— Requirements —
In the data that follows, count the lines in which the word "Stress" occurs, and report that figure alone.

— Dataset rows —
###
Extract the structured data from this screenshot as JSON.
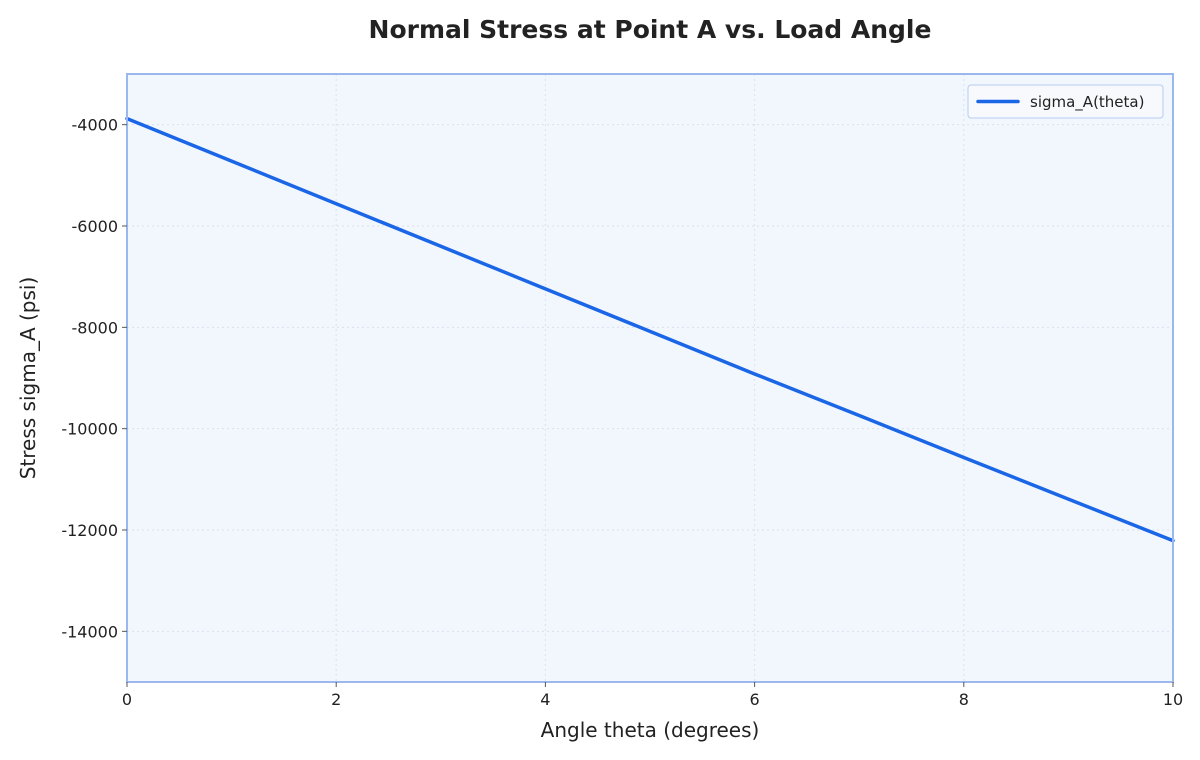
{
  "chart_data": {
    "type": "line",
    "title": "Normal Stress at Point A vs. Load Angle",
    "xlabel": "Angle theta (degrees)",
    "ylabel": "Stress sigma_A (psi)",
    "xlim": [
      0,
      10
    ],
    "ylim": [
      -15000,
      -3000
    ],
    "xticks": [
      0,
      2,
      4,
      6,
      8,
      10
    ],
    "yticks": [
      -14000,
      -12000,
      -10000,
      -8000,
      -6000,
      -4000
    ],
    "xtick_labels": [
      "0",
      "2",
      "4",
      "6",
      "8",
      "10"
    ],
    "ytick_labels": [
      "-14000",
      "-12000",
      "-10000",
      "-8000",
      "-6000",
      "-4000"
    ],
    "grid": true,
    "legend_position": "top-right",
    "series": [
      {
        "name": "sigma_A(theta)",
        "color": "#1a66e6",
        "x": [
          0,
          1,
          2,
          3,
          4,
          5,
          6,
          7,
          8,
          9,
          10
        ],
        "y": [
          -3880,
          -4720,
          -5560,
          -6400,
          -7240,
          -8080,
          -8920,
          -9740,
          -10570,
          -11390,
          -12210
        ]
      }
    ],
    "colors": {
      "plot_background": "#f2f7fe",
      "frame": "#9ab8ee",
      "grid": "#d9e2ee"
    }
  }
}
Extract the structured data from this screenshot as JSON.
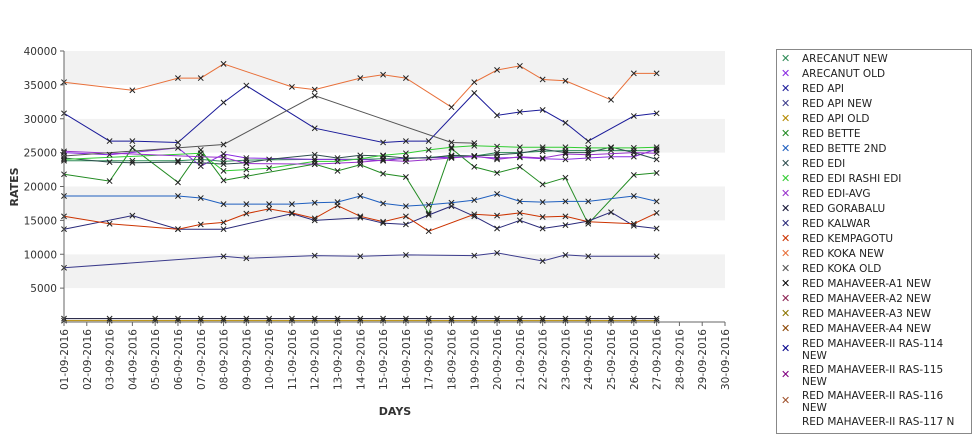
{
  "chart_data": {
    "type": "line",
    "xlabel": "DAYS",
    "ylabel": "RATES",
    "ylim": [
      0,
      40000
    ],
    "yticks": [
      5000,
      10000,
      15000,
      20000,
      25000,
      30000,
      35000,
      40000
    ],
    "grid": "alternating horizontal bands",
    "legend_position": "right",
    "categories": [
      "01-09-2016",
      "02-09-2016",
      "03-09-2016",
      "04-09-2016",
      "05-09-2016",
      "06-09-2016",
      "07-09-2016",
      "08-09-2016",
      "09-09-2016",
      "10-09-2016",
      "11-09-2016",
      "12-09-2016",
      "13-09-2016",
      "14-09-2016",
      "15-09-2016",
      "16-09-2016",
      "17-09-2016",
      "18-09-2016",
      "19-09-2016",
      "20-09-2016",
      "21-09-2016",
      "22-09-2016",
      "23-09-2016",
      "24-09-2016",
      "25-09-2016",
      "26-09-2016",
      "27-09-2016",
      "28-09-2016",
      "29-09-2016",
      "30-09-2016"
    ],
    "series": [
      {
        "name": "ARECANUT NEW",
        "color": "#2e8b57",
        "values": [
          23800,
          null,
          null,
          23800,
          null,
          23800,
          24000,
          23700,
          23900,
          null,
          null,
          24000,
          null,
          24000,
          24100,
          24100,
          null,
          24500,
          24500,
          25000,
          25000,
          25200,
          25300,
          25300,
          25300,
          25300,
          25300,
          null,
          null,
          null
        ]
      },
      {
        "name": "ARECANUT OLD",
        "color": "#8a2be2",
        "values": [
          25000,
          null,
          24700,
          null,
          null,
          25700,
          23000,
          24800,
          24200,
          null,
          null,
          24000,
          null,
          24000,
          23800,
          24200,
          null,
          24300,
          24400,
          24200,
          24300,
          24100,
          24000,
          24200,
          24400,
          24400,
          25500,
          null,
          null,
          null
        ]
      },
      {
        "name": "RED API",
        "color": "#1a1a99",
        "values": [
          30800,
          null,
          26700,
          26700,
          null,
          26500,
          null,
          32400,
          34900,
          null,
          null,
          28600,
          null,
          null,
          26500,
          26700,
          26700,
          null,
          33800,
          30500,
          31000,
          31300,
          29400,
          26700,
          null,
          30400,
          30800,
          null,
          null,
          null
        ]
      },
      {
        "name": "RED API NEW",
        "color": "#3c3c8c",
        "values": [
          8000,
          null,
          null,
          null,
          null,
          null,
          null,
          9700,
          9400,
          null,
          null,
          9800,
          null,
          9700,
          null,
          9900,
          null,
          null,
          9800,
          10200,
          null,
          9000,
          9900,
          9700,
          null,
          null,
          9700,
          null,
          null,
          null
        ]
      },
      {
        "name": "RED API OLD",
        "color": "#b58900",
        "values": [
          200,
          null,
          200,
          null,
          200,
          200,
          200,
          200,
          200,
          200,
          200,
          200,
          200,
          200,
          200,
          200,
          200,
          200,
          200,
          200,
          200,
          200,
          200,
          200,
          200,
          200,
          200,
          null,
          null,
          null
        ]
      },
      {
        "name": "RED BETTE",
        "color": "#228b22",
        "values": [
          21800,
          null,
          20800,
          25700,
          null,
          20600,
          25400,
          20900,
          21500,
          null,
          null,
          23300,
          22300,
          23200,
          21900,
          21400,
          16000,
          25600,
          22900,
          22000,
          22900,
          20300,
          21300,
          14500,
          null,
          21700,
          22000,
          null,
          null,
          null
        ]
      },
      {
        "name": "RED BETTE 2ND",
        "color": "#1f5fbf",
        "values": [
          18600,
          null,
          null,
          null,
          null,
          18600,
          18300,
          17400,
          17400,
          17400,
          17400,
          17600,
          17700,
          18600,
          17500,
          17100,
          17300,
          17600,
          18000,
          18900,
          17800,
          17700,
          17800,
          17800,
          null,
          18600,
          17800,
          null,
          null,
          null
        ]
      },
      {
        "name": "RED EDI",
        "color": "#2f4f4f",
        "values": [
          24200,
          null,
          23600,
          23500,
          null,
          23600,
          23500,
          23300,
          23500,
          24000,
          null,
          24700,
          24200,
          24600,
          24500,
          24200,
          24200,
          24600,
          24500,
          24700,
          24900,
          25500,
          25000,
          25000,
          25800,
          25000,
          24000,
          null,
          null,
          null
        ]
      },
      {
        "name": "RED EDI RASHI EDI",
        "color": "#32cd32",
        "values": [
          24000,
          null,
          null,
          null,
          null,
          null,
          24900,
          22300,
          22500,
          22700,
          null,
          23700,
          23700,
          24100,
          24600,
          24900,
          25400,
          25800,
          26000,
          25900,
          25800,
          25800,
          25800,
          25700,
          25700,
          25700,
          25800,
          null,
          null,
          null
        ]
      },
      {
        "name": "RED EDI-AVG",
        "color": "#9932cc",
        "values": [
          25200,
          null,
          null,
          null,
          null,
          null,
          24400,
          24300,
          23400,
          null,
          null,
          23300,
          null,
          23600,
          23900,
          23700,
          null,
          24200,
          24500,
          24000,
          24400,
          24200,
          24800,
          24700,
          null,
          25000,
          24900,
          null,
          null,
          null
        ]
      },
      {
        "name": "RED GORABALU",
        "color": "#111133",
        "values": [
          500,
          null,
          500,
          null,
          500,
          500,
          500,
          500,
          500,
          500,
          500,
          500,
          500,
          500,
          500,
          500,
          500,
          500,
          500,
          500,
          500,
          500,
          500,
          500,
          500,
          500,
          500,
          null,
          null,
          null
        ]
      },
      {
        "name": "RED KALWAR",
        "color": "#2a2a7a",
        "values": [
          13700,
          null,
          null,
          15700,
          null,
          13700,
          null,
          13700,
          null,
          null,
          16000,
          15000,
          null,
          15400,
          14600,
          14400,
          15800,
          17100,
          15600,
          13800,
          15000,
          13800,
          14300,
          14900,
          16200,
          14200,
          13800,
          null,
          null,
          null
        ]
      },
      {
        "name": "RED KEMPAGOTU",
        "color": "#cc3300",
        "values": [
          15600,
          null,
          14500,
          null,
          null,
          13700,
          14400,
          14700,
          16000,
          16700,
          16100,
          15300,
          17200,
          15600,
          14800,
          15600,
          13400,
          null,
          15900,
          15700,
          16100,
          15500,
          15600,
          14800,
          null,
          14500,
          16100,
          null,
          null,
          null
        ]
      },
      {
        "name": "RED KOKA NEW",
        "color": "#e8703a",
        "values": [
          35400,
          null,
          null,
          34200,
          null,
          36000,
          36000,
          38100,
          null,
          null,
          34700,
          34300,
          null,
          36000,
          36500,
          36000,
          null,
          31700,
          35400,
          37200,
          37800,
          35800,
          35600,
          null,
          32800,
          36700,
          36700,
          null,
          null,
          null
        ]
      },
      {
        "name": "RED KOKA OLD",
        "color": "#555555",
        "values": [
          24500,
          null,
          null,
          null,
          null,
          null,
          null,
          26200,
          null,
          null,
          null,
          33400,
          null,
          null,
          null,
          null,
          null,
          26500,
          26400,
          null,
          null,
          null,
          null,
          null,
          null,
          null,
          null,
          null,
          null,
          null
        ]
      },
      {
        "name": "RED MAHAVEER-A1 NEW",
        "color": "#000000",
        "values": [
          null,
          null,
          null,
          null,
          null,
          null,
          null,
          null,
          null,
          null,
          null,
          null,
          null,
          null,
          null,
          null,
          null,
          null,
          null,
          null,
          null,
          null,
          null,
          null,
          null,
          null,
          null,
          null,
          null,
          null
        ]
      },
      {
        "name": "RED MAHAVEER-A2 NEW",
        "color": "#8b2252",
        "values": [
          null,
          null,
          null,
          null,
          null,
          null,
          null,
          null,
          null,
          null,
          null,
          null,
          null,
          null,
          null,
          null,
          null,
          null,
          null,
          null,
          null,
          null,
          null,
          null,
          null,
          null,
          null,
          null,
          null,
          null
        ]
      },
      {
        "name": "RED MAHAVEER-A3 NEW",
        "color": "#8b7500",
        "values": [
          null,
          null,
          null,
          null,
          null,
          null,
          null,
          null,
          null,
          null,
          null,
          null,
          null,
          null,
          null,
          null,
          null,
          null,
          null,
          null,
          null,
          null,
          null,
          null,
          null,
          null,
          null,
          null,
          null,
          null
        ]
      },
      {
        "name": "RED MAHAVEER-A4 NEW",
        "color": "#8b4500",
        "values": [
          null,
          null,
          null,
          null,
          null,
          null,
          null,
          null,
          null,
          null,
          null,
          null,
          null,
          null,
          null,
          null,
          null,
          null,
          null,
          null,
          null,
          null,
          null,
          null,
          null,
          null,
          null,
          null,
          null,
          null
        ]
      },
      {
        "name": "RED MAHAVEER-II RAS-114 NEW",
        "color": "#00008b",
        "values": [
          null,
          null,
          null,
          null,
          null,
          null,
          null,
          null,
          null,
          null,
          null,
          null,
          null,
          null,
          null,
          null,
          null,
          null,
          null,
          null,
          null,
          null,
          null,
          null,
          null,
          null,
          null,
          null,
          null,
          null
        ]
      },
      {
        "name": "RED MAHAVEER-II RAS-115 NEW",
        "color": "#800080",
        "values": [
          null,
          null,
          null,
          null,
          null,
          null,
          null,
          null,
          null,
          null,
          null,
          null,
          null,
          null,
          null,
          null,
          null,
          null,
          null,
          null,
          null,
          null,
          null,
          null,
          null,
          null,
          null,
          null,
          null,
          null
        ]
      },
      {
        "name": "RED MAHAVEER-II RAS-116 NEW",
        "color": "#a0522d",
        "values": [
          null,
          null,
          null,
          null,
          null,
          null,
          null,
          null,
          null,
          null,
          null,
          null,
          null,
          null,
          null,
          null,
          null,
          null,
          null,
          null,
          null,
          null,
          null,
          null,
          null,
          null,
          null,
          null,
          null,
          null
        ]
      }
    ],
    "legend_overflow_text": "RED MAHAVEER-II RAS-117 N"
  }
}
###
— Exercise solution —
2